(AIM OF THE TASK) Pick out all lines of the entries that include the word "reports" and copy them.

(RECORDS PROVIDED)

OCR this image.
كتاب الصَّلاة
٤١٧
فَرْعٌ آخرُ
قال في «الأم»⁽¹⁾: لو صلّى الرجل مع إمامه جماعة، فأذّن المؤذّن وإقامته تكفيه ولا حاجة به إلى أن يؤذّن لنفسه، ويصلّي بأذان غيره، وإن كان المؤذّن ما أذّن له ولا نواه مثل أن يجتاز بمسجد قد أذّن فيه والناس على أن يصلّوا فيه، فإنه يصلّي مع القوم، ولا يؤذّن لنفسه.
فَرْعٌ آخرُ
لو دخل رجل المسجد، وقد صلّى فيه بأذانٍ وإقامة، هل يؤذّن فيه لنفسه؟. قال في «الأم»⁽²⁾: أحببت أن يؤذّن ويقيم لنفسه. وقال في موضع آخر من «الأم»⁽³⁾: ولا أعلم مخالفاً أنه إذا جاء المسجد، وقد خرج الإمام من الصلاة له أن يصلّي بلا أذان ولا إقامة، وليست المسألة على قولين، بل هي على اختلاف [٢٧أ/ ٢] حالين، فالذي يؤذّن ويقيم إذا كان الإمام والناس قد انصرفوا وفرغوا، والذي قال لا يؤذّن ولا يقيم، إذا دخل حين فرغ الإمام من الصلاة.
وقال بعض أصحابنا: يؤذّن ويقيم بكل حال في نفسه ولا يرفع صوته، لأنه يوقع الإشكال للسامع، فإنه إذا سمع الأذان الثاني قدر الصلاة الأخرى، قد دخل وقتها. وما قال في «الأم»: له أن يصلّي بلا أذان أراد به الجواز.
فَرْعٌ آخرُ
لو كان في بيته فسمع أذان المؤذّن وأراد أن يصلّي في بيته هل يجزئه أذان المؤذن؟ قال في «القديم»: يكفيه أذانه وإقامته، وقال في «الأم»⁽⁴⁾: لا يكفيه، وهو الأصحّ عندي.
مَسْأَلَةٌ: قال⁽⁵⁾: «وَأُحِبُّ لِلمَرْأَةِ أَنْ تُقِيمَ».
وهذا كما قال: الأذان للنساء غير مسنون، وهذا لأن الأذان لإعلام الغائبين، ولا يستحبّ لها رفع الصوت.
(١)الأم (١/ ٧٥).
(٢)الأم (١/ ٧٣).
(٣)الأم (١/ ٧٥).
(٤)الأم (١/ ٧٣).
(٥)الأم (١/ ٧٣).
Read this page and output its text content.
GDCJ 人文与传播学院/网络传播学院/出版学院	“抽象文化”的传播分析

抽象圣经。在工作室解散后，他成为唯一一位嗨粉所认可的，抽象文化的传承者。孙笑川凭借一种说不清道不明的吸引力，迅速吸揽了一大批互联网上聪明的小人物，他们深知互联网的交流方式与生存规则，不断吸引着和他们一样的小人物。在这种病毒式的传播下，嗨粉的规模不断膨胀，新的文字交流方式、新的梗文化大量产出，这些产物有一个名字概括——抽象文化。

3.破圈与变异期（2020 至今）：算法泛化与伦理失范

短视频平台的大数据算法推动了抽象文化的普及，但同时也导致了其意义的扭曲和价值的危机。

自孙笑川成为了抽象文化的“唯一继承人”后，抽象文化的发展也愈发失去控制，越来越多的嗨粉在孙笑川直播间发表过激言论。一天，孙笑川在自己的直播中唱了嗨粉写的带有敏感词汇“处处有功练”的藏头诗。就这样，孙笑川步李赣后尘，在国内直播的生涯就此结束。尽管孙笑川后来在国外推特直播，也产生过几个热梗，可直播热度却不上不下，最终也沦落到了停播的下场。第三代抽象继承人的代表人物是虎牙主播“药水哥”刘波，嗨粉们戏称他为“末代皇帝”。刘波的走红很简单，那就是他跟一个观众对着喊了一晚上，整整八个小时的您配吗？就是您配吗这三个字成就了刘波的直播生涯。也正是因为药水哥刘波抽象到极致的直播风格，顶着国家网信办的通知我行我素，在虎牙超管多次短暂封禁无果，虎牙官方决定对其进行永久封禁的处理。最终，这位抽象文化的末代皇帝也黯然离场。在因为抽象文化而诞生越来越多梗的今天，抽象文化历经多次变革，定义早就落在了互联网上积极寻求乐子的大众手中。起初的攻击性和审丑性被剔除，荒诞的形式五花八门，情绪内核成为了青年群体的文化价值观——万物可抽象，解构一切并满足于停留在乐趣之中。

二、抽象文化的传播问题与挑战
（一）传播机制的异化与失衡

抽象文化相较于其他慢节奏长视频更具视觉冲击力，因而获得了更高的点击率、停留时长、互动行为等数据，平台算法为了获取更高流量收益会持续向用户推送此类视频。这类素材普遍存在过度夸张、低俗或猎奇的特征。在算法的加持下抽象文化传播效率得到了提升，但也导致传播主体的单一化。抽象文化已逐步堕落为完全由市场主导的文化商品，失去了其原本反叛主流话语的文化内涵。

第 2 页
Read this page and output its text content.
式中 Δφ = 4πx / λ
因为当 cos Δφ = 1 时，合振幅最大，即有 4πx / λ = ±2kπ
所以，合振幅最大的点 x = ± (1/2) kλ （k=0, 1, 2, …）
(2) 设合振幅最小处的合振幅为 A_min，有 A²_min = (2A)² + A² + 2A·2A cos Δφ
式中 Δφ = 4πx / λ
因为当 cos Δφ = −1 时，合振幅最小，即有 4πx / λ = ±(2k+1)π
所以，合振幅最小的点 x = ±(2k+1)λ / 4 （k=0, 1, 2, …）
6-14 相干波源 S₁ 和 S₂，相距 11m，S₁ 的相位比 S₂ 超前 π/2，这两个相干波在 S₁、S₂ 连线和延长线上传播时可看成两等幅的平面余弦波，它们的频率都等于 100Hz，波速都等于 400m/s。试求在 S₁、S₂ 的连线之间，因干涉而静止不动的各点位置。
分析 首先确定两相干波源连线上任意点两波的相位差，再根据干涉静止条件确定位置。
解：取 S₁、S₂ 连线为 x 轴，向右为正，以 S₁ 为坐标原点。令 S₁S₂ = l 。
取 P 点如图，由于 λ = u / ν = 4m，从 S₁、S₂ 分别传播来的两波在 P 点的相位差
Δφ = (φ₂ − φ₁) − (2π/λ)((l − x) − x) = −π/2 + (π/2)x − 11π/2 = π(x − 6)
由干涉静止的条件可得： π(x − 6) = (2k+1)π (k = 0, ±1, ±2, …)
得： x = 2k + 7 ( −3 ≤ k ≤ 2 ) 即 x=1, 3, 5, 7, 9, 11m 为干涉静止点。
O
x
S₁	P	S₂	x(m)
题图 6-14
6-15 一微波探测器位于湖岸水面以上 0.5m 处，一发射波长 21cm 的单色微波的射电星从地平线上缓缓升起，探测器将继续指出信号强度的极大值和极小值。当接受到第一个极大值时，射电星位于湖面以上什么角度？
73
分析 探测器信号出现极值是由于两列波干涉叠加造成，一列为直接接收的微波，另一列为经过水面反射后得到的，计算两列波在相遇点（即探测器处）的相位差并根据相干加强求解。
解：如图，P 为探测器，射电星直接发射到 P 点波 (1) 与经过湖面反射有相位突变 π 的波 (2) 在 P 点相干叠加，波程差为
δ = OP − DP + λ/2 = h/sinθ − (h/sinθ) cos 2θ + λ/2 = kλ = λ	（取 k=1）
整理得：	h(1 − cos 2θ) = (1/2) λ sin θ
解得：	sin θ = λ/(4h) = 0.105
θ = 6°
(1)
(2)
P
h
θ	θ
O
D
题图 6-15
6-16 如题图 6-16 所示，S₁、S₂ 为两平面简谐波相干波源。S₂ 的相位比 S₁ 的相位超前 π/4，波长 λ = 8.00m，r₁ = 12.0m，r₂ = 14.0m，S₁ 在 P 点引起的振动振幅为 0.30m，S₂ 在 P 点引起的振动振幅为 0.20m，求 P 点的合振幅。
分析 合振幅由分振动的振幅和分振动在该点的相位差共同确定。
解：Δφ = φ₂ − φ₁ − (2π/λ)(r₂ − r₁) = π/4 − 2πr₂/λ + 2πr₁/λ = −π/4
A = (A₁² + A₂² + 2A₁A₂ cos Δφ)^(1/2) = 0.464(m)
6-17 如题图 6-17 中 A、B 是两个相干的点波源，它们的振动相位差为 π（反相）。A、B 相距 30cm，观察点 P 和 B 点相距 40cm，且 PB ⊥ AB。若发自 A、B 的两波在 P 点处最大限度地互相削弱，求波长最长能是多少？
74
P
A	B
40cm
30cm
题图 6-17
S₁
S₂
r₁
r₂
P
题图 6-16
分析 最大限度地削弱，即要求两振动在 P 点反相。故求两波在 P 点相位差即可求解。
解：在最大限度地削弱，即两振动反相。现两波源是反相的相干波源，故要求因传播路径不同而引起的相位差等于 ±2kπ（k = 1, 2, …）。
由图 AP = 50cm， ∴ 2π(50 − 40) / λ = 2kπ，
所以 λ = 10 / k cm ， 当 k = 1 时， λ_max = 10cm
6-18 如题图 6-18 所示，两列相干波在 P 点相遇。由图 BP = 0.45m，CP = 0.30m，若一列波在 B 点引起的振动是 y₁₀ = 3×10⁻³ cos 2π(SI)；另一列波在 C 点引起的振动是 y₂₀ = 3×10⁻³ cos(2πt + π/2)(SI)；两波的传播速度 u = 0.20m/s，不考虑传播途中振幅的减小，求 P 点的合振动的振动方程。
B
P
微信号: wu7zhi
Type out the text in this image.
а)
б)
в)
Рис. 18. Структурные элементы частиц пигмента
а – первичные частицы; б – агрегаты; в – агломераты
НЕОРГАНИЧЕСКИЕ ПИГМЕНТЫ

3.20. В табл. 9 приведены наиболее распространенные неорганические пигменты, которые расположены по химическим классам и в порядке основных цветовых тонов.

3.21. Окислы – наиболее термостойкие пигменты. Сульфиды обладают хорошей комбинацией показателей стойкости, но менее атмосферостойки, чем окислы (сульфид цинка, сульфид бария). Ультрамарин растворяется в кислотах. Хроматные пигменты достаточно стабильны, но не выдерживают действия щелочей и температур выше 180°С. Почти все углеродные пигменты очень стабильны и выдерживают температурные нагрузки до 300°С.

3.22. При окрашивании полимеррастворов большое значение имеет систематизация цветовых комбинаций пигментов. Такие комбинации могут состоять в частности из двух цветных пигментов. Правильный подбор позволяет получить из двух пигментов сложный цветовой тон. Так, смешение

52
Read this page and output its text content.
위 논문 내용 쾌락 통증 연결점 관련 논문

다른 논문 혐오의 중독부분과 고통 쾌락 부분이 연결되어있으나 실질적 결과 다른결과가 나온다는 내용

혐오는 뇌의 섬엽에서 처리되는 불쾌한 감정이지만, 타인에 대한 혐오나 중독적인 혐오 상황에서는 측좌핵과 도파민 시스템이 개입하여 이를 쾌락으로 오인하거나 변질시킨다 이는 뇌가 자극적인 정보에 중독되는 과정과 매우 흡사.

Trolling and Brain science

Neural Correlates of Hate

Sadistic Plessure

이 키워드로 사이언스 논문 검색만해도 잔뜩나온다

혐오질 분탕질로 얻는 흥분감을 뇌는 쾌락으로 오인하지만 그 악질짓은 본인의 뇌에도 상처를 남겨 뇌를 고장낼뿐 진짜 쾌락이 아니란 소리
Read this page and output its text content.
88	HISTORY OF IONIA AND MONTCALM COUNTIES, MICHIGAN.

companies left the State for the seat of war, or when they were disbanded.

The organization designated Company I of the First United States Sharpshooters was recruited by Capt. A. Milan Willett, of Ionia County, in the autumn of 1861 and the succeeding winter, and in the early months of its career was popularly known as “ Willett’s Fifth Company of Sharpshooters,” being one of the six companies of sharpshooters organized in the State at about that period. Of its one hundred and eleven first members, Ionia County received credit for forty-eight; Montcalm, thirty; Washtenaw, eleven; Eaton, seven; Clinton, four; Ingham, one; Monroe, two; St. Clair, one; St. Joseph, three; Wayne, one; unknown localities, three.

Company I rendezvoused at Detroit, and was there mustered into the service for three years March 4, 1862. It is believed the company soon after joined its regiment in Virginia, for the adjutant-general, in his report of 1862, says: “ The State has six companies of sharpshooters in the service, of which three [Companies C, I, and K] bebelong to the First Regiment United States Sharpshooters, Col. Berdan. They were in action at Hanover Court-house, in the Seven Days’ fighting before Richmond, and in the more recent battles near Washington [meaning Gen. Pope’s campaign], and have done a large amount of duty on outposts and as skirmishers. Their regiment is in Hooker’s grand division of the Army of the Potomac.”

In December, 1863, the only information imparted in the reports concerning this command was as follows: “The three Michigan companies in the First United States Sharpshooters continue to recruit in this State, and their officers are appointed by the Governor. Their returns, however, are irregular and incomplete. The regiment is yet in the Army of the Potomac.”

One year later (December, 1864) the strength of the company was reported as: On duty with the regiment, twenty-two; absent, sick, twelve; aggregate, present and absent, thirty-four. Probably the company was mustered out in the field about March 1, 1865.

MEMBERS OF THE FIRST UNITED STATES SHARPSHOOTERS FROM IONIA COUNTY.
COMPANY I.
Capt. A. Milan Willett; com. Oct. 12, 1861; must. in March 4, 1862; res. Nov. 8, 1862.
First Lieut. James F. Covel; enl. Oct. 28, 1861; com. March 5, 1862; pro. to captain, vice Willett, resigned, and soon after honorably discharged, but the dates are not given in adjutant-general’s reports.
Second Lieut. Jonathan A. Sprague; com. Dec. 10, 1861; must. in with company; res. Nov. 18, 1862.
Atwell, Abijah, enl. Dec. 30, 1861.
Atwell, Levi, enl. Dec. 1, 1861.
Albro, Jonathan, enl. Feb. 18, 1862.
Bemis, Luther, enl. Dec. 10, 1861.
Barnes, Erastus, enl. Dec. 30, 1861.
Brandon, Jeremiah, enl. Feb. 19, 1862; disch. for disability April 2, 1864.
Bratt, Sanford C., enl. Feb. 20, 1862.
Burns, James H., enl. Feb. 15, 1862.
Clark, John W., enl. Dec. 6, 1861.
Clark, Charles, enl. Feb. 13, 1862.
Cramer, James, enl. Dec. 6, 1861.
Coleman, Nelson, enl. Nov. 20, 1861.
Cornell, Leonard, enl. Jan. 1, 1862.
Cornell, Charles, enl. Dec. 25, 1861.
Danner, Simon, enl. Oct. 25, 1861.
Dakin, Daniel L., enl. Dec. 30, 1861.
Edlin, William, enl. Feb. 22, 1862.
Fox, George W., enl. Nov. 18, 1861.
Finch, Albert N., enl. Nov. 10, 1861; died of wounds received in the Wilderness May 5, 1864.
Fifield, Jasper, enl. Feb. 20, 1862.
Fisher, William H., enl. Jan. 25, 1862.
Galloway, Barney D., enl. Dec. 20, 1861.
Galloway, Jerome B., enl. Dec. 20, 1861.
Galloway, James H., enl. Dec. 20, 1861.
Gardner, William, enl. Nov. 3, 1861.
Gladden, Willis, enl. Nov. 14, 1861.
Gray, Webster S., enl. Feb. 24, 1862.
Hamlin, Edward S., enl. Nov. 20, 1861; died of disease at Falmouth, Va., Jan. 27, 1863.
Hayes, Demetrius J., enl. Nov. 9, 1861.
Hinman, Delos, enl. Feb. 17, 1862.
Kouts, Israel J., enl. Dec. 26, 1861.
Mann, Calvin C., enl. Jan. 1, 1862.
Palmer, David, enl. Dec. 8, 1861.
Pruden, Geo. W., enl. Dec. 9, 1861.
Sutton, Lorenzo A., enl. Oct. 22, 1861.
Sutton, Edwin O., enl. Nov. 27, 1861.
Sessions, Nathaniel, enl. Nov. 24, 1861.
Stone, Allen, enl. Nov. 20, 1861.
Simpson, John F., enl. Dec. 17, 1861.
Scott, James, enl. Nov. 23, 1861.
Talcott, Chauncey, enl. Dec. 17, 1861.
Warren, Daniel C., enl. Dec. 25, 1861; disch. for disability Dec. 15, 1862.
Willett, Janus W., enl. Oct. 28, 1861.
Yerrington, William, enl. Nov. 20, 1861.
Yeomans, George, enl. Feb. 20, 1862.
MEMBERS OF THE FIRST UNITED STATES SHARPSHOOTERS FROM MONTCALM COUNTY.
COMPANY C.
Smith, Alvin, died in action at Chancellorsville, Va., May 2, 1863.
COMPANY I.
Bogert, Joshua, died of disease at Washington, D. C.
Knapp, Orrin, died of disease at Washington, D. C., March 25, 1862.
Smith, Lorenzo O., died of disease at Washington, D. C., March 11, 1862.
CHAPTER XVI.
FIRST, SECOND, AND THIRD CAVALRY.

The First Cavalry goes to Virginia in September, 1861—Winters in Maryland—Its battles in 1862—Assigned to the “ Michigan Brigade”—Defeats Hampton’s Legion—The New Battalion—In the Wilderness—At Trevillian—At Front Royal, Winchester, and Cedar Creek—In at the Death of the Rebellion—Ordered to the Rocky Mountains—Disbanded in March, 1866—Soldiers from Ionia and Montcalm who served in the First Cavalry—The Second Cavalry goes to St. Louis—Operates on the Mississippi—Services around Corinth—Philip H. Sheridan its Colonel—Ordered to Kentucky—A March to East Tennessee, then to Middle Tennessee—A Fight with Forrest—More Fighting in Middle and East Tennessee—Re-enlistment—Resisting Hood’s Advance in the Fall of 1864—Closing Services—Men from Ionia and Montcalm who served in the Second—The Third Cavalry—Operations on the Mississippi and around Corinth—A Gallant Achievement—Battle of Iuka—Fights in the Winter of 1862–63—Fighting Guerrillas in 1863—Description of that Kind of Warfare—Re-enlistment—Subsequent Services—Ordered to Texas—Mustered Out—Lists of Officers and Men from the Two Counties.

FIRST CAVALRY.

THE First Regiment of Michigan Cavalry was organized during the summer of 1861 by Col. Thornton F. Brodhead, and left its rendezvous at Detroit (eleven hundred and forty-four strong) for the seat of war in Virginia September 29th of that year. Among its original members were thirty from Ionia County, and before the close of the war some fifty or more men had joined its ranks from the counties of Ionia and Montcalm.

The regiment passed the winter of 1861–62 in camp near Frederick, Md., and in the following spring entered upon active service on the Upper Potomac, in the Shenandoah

(TASK SOLUTION)
In December, 1863, the only information imparted in the reports concerning this command was as follows: “The three Michigan companies in the First United States Sharpshooters continue to recruit in this State, and their officers are appointed by the Governor. Their returns, however, are irregular and incomplete. The regiment is yet in the Army of the Potomac.”
First Lieut. James F. Covel; enl. Oct. 28, 1861; com. March 5, 1862; pro. to captain, vice Willett, resigned, and soon after honorably discharged, but the dates are not given in adjutant-general’s reports.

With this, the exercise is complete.